_Exercise_
Every line that holds "this" should be shown.

_Recorded data_
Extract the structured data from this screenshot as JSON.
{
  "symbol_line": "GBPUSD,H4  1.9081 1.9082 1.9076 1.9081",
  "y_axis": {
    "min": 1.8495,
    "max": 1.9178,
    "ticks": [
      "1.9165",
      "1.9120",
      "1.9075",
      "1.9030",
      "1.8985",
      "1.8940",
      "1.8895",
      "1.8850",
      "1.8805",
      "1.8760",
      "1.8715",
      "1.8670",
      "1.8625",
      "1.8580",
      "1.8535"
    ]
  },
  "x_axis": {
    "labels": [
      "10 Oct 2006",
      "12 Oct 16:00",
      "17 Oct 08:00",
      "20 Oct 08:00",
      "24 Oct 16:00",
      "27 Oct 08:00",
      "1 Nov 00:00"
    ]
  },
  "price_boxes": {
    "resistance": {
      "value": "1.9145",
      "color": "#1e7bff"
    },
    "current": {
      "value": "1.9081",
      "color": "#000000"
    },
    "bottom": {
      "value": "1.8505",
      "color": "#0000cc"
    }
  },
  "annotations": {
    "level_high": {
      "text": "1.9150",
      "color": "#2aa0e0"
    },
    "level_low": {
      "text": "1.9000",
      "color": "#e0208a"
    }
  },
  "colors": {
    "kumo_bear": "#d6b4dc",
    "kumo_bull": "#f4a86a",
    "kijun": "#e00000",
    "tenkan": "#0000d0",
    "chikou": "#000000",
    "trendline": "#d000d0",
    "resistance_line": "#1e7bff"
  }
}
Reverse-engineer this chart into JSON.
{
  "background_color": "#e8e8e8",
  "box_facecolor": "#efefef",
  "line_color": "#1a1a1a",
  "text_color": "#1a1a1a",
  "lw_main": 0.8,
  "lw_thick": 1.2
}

_Response below_
Extract the structured data from this screenshot as JSON.
Reverse-engineer this chart into JSON.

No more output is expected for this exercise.